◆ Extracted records
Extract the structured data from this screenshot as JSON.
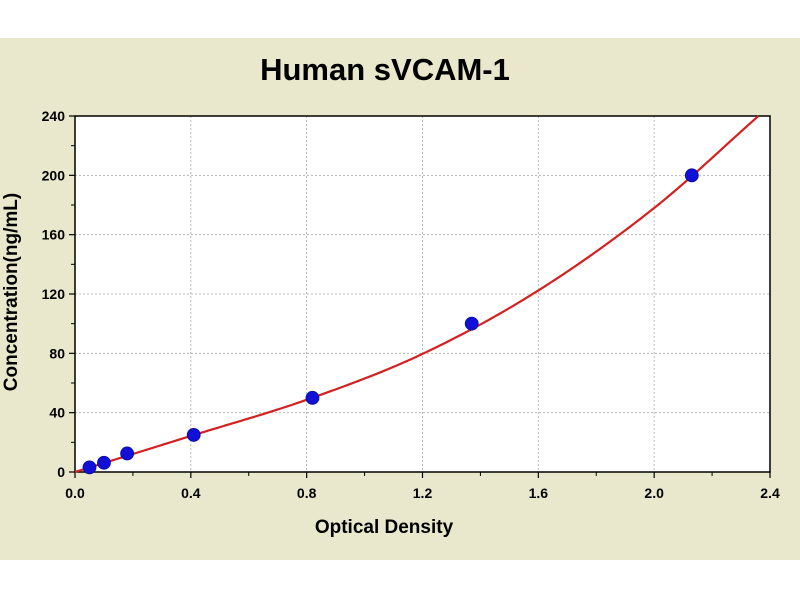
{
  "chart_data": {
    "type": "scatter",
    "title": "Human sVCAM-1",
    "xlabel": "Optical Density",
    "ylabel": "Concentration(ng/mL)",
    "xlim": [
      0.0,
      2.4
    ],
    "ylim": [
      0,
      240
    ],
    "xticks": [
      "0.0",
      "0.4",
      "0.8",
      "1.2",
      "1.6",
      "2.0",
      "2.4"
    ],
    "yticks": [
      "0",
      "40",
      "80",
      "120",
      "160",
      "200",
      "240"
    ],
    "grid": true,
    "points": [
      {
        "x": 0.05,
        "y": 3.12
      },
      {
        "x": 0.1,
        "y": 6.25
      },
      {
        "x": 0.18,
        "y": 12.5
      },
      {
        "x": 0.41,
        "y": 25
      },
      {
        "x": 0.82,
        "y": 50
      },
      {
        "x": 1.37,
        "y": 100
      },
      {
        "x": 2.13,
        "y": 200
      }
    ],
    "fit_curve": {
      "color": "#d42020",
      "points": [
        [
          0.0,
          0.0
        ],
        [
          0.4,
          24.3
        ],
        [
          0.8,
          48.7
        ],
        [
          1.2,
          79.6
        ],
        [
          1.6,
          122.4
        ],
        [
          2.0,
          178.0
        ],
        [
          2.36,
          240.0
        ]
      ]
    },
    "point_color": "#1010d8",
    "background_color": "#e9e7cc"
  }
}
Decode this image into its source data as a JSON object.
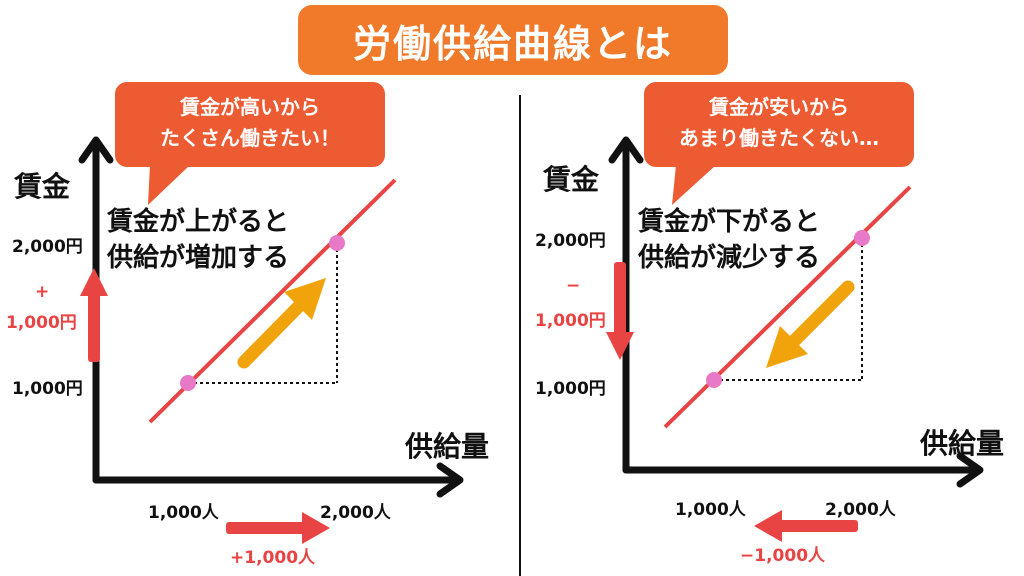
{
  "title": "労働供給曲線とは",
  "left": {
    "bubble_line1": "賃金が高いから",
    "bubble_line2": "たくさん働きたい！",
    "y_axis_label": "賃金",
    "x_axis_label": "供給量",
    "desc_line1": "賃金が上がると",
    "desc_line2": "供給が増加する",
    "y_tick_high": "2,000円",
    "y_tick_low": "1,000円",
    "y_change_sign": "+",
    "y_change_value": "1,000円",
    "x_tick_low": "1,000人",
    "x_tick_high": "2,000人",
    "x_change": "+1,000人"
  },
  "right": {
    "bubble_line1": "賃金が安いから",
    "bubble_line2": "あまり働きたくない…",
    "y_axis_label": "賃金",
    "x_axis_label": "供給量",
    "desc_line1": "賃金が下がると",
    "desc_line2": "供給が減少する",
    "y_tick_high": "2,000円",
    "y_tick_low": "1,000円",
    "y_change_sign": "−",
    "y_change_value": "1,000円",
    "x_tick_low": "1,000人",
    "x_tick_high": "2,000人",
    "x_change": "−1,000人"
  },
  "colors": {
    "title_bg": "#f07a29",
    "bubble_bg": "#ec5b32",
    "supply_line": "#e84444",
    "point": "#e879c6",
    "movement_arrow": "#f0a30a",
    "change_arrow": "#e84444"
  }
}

◆ Description of the task
No pictures belong in the copy; quote exactly the lines from the line containing "Decode this image" through the final line of the material, both ends included.

◆ Task response
Decode this image into its source data as a JSON object.
{
  "title": "労働供給曲線とは",
  "left": {
    "bubble_line1": "賃金が高いから",
    "bubble_line2": "たくさん働きたい！",
    "y_axis_label": "賃金",
    "x_axis_label": "供給量",
    "desc_line1": "賃金が上がると",
    "desc_line2": "供給が増加する",
    "y_tick_high": "2,000円",
    "y_tick_low": "1,000円",
    "y_change_sign": "+",
    "y_change_value": "1,000円",
    "x_tick_low": "1,000人",
    "x_tick_high": "2,000人",
    "x_change": "+1,000人"
  },
  "right": {
    "bubble_line1": "賃金が安いから",
    "bubble_line2": "あまり働きたくない…",
    "y_axis_label": "賃金",
    "x_axis_label": "供給量",
    "desc_line1": "賃金が下がると",
    "desc_line2": "供給が減少する",
    "y_tick_high": "2,000円",
    "y_tick_low": "1,000円",
    "y_change_sign": "−",
    "y_change_value": "1,000円",
    "x_tick_low": "1,000人",
    "x_tick_high": "2,000人",
    "x_change": "−1,000人"
  },
  "colors": {
    "title_bg": "#f07a29",
    "bubble_bg": "#ec5b32",
    "supply_line": "#e84444",
    "point": "#e879c6",
    "movement_arrow": "#f0a30a",
    "change_arrow": "#e84444"
  }
}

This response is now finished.